INPUT ROWS =>
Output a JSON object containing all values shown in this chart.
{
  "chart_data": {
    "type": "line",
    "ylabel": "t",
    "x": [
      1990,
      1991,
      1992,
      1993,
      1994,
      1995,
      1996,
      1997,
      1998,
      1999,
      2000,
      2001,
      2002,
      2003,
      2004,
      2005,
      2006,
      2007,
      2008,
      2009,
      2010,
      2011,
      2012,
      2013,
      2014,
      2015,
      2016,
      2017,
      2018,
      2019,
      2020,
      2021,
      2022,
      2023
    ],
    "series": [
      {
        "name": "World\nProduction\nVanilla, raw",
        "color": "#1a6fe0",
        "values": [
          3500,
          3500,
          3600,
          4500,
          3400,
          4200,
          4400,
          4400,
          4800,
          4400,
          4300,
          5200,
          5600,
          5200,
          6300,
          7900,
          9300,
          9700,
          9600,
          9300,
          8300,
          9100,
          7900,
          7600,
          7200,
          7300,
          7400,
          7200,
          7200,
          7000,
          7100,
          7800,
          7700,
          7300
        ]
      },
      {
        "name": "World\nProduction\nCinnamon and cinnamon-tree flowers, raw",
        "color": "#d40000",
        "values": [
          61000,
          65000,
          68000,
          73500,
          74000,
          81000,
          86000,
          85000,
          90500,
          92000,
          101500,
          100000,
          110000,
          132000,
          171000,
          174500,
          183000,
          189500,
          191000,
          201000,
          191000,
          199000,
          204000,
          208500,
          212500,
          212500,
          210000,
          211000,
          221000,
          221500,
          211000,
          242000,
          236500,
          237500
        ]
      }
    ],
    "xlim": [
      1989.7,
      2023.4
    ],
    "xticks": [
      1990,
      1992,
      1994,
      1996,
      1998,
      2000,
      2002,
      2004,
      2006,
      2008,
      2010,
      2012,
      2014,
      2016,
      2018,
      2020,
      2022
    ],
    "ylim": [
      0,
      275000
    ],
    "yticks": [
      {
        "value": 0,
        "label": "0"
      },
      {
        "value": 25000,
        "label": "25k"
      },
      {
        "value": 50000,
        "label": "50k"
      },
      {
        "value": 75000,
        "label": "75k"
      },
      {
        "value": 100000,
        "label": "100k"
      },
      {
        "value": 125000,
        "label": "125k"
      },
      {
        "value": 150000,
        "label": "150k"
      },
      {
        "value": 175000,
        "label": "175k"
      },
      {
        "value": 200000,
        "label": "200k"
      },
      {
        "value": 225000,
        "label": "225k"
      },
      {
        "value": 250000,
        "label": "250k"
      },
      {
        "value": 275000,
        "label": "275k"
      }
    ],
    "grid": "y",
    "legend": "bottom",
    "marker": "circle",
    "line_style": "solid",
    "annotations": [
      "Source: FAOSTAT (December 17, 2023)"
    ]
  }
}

YOUR OBJECTIVE =>
Determine how many lines of the listing above hold the word "name". Report that number without anything else.

FINISHED ANSWER =>
2